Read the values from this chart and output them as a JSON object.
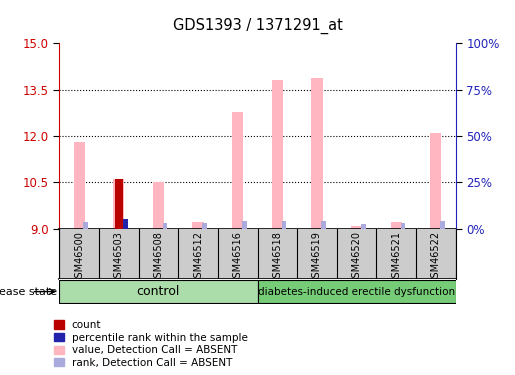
{
  "title": "GDS1393 / 1371291_at",
  "samples": [
    "GSM46500",
    "GSM46503",
    "GSM46508",
    "GSM46512",
    "GSM46516",
    "GSM46518",
    "GSM46519",
    "GSM46520",
    "GSM46521",
    "GSM46522"
  ],
  "value_absent": [
    11.82,
    10.62,
    10.5,
    9.22,
    12.78,
    13.82,
    13.88,
    9.08,
    9.22,
    12.1
  ],
  "rank_absent": [
    9.22,
    9.28,
    9.2,
    9.2,
    9.26,
    9.25,
    9.26,
    9.16,
    9.2,
    9.26
  ],
  "count_value": [
    null,
    10.62,
    null,
    null,
    null,
    null,
    null,
    null,
    null,
    null
  ],
  "count_rank": [
    null,
    9.32,
    null,
    null,
    null,
    null,
    null,
    null,
    null,
    null
  ],
  "ylim_left": [
    9,
    15
  ],
  "ylim_right": [
    0,
    100
  ],
  "yticks_left": [
    9,
    10.5,
    12,
    13.5,
    15
  ],
  "yticks_right": [
    0,
    25,
    50,
    75,
    100
  ],
  "ytick_labels_right": [
    "0%",
    "25%",
    "50%",
    "75%",
    "100%"
  ],
  "pink_color": "#FFB6C1",
  "rank_color": "#AAAADD",
  "red_color": "#BB0000",
  "blue_color": "#2222AA",
  "baseline": 9,
  "n_control": 5,
  "n_disease": 5,
  "control_label": "control",
  "disease_label": "diabetes-induced erectile dysfunction",
  "disease_state_label": "disease state",
  "left_axis_color": "#CC0000",
  "right_axis_color": "#2222BB",
  "bg_gray": "#CCCCCC",
  "bg_green_light": "#AADDAA",
  "bg_green_dark": "#77CC77"
}
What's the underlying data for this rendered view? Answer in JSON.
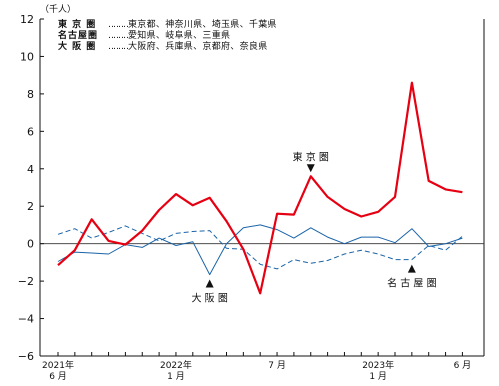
{
  "chart_data": {
    "type": "line",
    "unit_label": "（千人）",
    "ylim": [
      -6,
      12
    ],
    "yticks": [
      -6,
      -4,
      -2,
      0,
      2,
      4,
      6,
      8,
      10,
      12
    ],
    "ytick_labels": [
      "−6",
      "−4",
      "−2",
      "0",
      "2",
      "4",
      "6",
      "8",
      "10",
      "12"
    ],
    "xticks": [
      {
        "index": 0,
        "lines": [
          "2021年",
          "6 月"
        ]
      },
      {
        "index": 7,
        "lines": [
          "2022年",
          "1 月"
        ]
      },
      {
        "index": 13,
        "lines": [
          "7 月"
        ]
      },
      {
        "index": 19,
        "lines": [
          "2023年",
          "1 月"
        ]
      },
      {
        "index": 24,
        "lines": [
          "6 月"
        ]
      }
    ],
    "months": [
      "2021-06",
      "2021-07",
      "2021-08",
      "2021-09",
      "2021-10",
      "2021-11",
      "2021-12",
      "2022-01",
      "2022-02",
      "2022-03",
      "2022-04",
      "2022-05",
      "2022-06",
      "2022-07",
      "2022-08",
      "2022-09",
      "2022-10",
      "2022-11",
      "2022-12",
      "2023-01",
      "2023-02",
      "2023-03",
      "2023-04",
      "2023-05",
      "2023-06"
    ],
    "series": [
      {
        "name": "東京圏",
        "color": "#e60012",
        "style": "solid-thick",
        "values": [
          -1.15,
          -0.35,
          1.3,
          0.15,
          -0.05,
          0.7,
          1.8,
          2.65,
          2.05,
          2.45,
          1.2,
          -0.3,
          -2.65,
          1.6,
          1.55,
          3.6,
          2.5,
          1.85,
          1.45,
          1.7,
          2.5,
          8.6,
          3.35,
          2.9,
          2.75
        ]
      },
      {
        "name": "大阪圏",
        "color": "#1a64a8",
        "style": "solid-thin",
        "values": [
          -0.95,
          -0.45,
          -0.5,
          -0.55,
          -0.05,
          -0.2,
          0.3,
          -0.1,
          0.1,
          -1.65,
          0.0,
          0.85,
          1.0,
          0.75,
          0.3,
          0.85,
          0.35,
          0.0,
          0.35,
          0.35,
          0.05,
          0.8,
          -0.15,
          0.0,
          0.3
        ]
      },
      {
        "name": "名古屋圏",
        "color": "#1a64a8",
        "style": "dashed",
        "values": [
          0.5,
          0.8,
          0.3,
          0.6,
          0.95,
          0.55,
          0.15,
          0.55,
          0.65,
          0.7,
          -0.25,
          -0.3,
          -1.1,
          -1.35,
          -0.85,
          -1.05,
          -0.9,
          -0.55,
          -0.35,
          -0.55,
          -0.85,
          -0.85,
          -0.1,
          -0.35,
          0.4
        ]
      }
    ],
    "annotations": [
      {
        "text": "東 京 圏",
        "marker": "down",
        "index": 15,
        "value": 3.6
      },
      {
        "text": "大 阪 圏",
        "marker": "up",
        "index": 9,
        "value": -1.65
      },
      {
        "text": "名 古 屋 圏",
        "marker": "up",
        "index": 21,
        "value": -0.85
      }
    ],
    "legend": {
      "placement": "top-left",
      "rows": [
        {
          "region": "東 京 圏",
          "dots": "‥‥‥‥‥",
          "prefs": "東京都、神奈川県、埼玉県、千葉県"
        },
        {
          "region": "名古屋圏",
          "dots": "‥‥‥‥‥",
          "prefs": "愛知県、岐阜県、三重県"
        },
        {
          "region": "大 阪 圏",
          "dots": "‥‥‥‥‥",
          "prefs": "大阪府、兵庫県、京都府、奈良県"
        }
      ]
    }
  }
}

◇ ◇ ◇ ◇

**Exercise instructions**
Transcribe every entry word for word, but omit the pictures.

**Finished task**
Read the values from this chart and output them as a JSON object.
{
  "title": "GDS1393 / 1371291_at",
  "samples": [
    "GSM46500",
    "GSM46503",
    "GSM46508",
    "GSM46512",
    "GSM46516",
    "GSM46518",
    "GSM46519",
    "GSM46520",
    "GSM46521",
    "GSM46522"
  ],
  "value_absent": [
    11.82,
    10.62,
    10.5,
    9.22,
    12.78,
    13.82,
    13.88,
    9.08,
    9.22,
    12.1
  ],
  "rank_absent": [
    9.22,
    9.28,
    9.2,
    9.2,
    9.26,
    9.25,
    9.26,
    9.16,
    9.2,
    9.26
  ],
  "count_value": [
    null,
    10.62,
    null,
    null,
    null,
    null,
    null,
    null,
    null,
    null
  ],
  "count_rank": [
    null,
    9.32,
    null,
    null,
    null,
    null,
    null,
    null,
    null,
    null
  ],
  "ylim_left": [
    9,
    15
  ],
  "ylim_right": [
    0,
    100
  ],
  "yticks_left": [
    9,
    10.5,
    12,
    13.5,
    15
  ],
  "yticks_right": [
    0,
    25,
    50,
    75,
    100
  ],
  "ytick_labels_right": [
    "0%",
    "25%",
    "50%",
    "75%",
    "100%"
  ],
  "pink_color": "#FFB6C1",
  "rank_color": "#AAAADD",
  "red_color": "#BB0000",
  "blue_color": "#2222AA",
  "baseline": 9,
  "n_control": 5,
  "n_disease": 5,
  "control_label": "control",
  "disease_label": "diabetes-induced erectile dysfunction",
  "disease_state_label": "disease state",
  "left_axis_color": "#CC0000",
  "right_axis_color": "#2222BB",
  "bg_gray": "#CCCCCC",
  "bg_green_light": "#AADDAA",
  "bg_green_dark": "#77CC77"
}
What's the underlying data for this rendered view? Answer in JSON.
{
  "chart_data": {
    "type": "line",
    "unit_label": "（千人）",
    "ylim": [
      -6,
      12
    ],
    "yticks": [
      -6,
      -4,
      -2,
      0,
      2,
      4,
      6,
      8,
      10,
      12
    ],
    "ytick_labels": [
      "−6",
      "−4",
      "−2",
      "0",
      "2",
      "4",
      "6",
      "8",
      "10",
      "12"
    ],
    "xticks": [
      {
        "index": 0,
        "lines": [
          "2021年",
          "6 月"
        ]
      },
      {
        "index": 7,
        "lines": [
          "2022年",
          "1 月"
        ]
      },
      {
        "index": 13,
        "lines": [
          "7 月"
        ]
      },
      {
        "index": 19,
        "lines": [
          "2023年",
          "1 月"
        ]
      },
      {
        "index": 24,
        "lines": [
          "6 月"
        ]
      }
    ],
    "months": [
      "2021-06",
      "2021-07",
      "2021-08",
      "2021-09",
      "2021-10",
      "2021-11",
      "2021-12",
      "2022-01",
      "2022-02",
      "2022-03",
      "2022-04",
      "2022-05",
      "2022-06",
      "2022-07",
      "2022-08",
      "2022-09",
      "2022-10",
      "2022-11",
      "2022-12",
      "2023-01",
      "2023-02",
      "2023-03",
      "2023-04",
      "2023-05",
      "2023-06"
    ],
    "series": [
      {
        "name": "東京圏",
        "color": "#e60012",
        "style": "solid-thick",
        "values": [
          -1.15,
          -0.35,
          1.3,
          0.15,
          -0.05,
          0.7,
          1.8,
          2.65,
          2.05,
          2.45,
          1.2,
          -0.3,
          -2.65,
          1.6,
          1.55,
          3.6,
          2.5,
          1.85,
          1.45,
          1.7,
          2.5,
          8.6,
          3.35,
          2.9,
          2.75
        ]
      },
      {
        "name": "大阪圏",
        "color": "#1a64a8",
        "style": "solid-thin",
        "values": [
          -0.95,
          -0.45,
          -0.5,
          -0.55,
          -0.05,
          -0.2,
          0.3,
          -0.1,
          0.1,
          -1.65,
          0.0,
          0.85,
          1.0,
          0.75,
          0.3,
          0.85,
          0.35,
          0.0,
          0.35,
          0.35,
          0.05,
          0.8,
          -0.15,
          0.0,
          0.3
        ]
      },
      {
        "name": "名古屋圏",
        "color": "#1a64a8",
        "style": "dashed",
        "values": [
          0.5,
          0.8,
          0.3,
          0.6,
          0.95,
          0.55,
          0.15,
          0.55,
          0.65,
          0.7,
          -0.25,
          -0.3,
          -1.1,
          -1.35,
          -0.85,
          -1.05,
          -0.9,
          -0.55,
          -0.35,
          -0.55,
          -0.85,
          -0.85,
          -0.1,
          -0.35,
          0.4
        ]
      }
    ],
    "annotations": [
      {
        "text": "東 京 圏",
        "marker": "down",
        "index": 15,
        "value": 3.6
      },
      {
        "text": "大 阪 圏",
        "marker": "up",
        "index": 9,
        "value": -1.65
      },
      {
        "text": "名 古 屋 圏",
        "marker": "up",
        "index": 21,
        "value": -0.85
      }
    ],
    "legend": {
      "placement": "top-left",
      "rows": [
        {
          "region": "東 京 圏",
          "dots": "‥‥‥‥‥",
          "prefs": "東京都、神奈川県、埼玉県、千葉県"
        },
        {
          "region": "名古屋圏",
          "dots": "‥‥‥‥‥",
          "prefs": "愛知県、岐阜県、三重県"
        },
        {
          "region": "大 阪 圏",
          "dots": "‥‥‥‥‥",
          "prefs": "大阪府、兵庫県、京都府、奈良県"
        }
      ]
    }
  }
}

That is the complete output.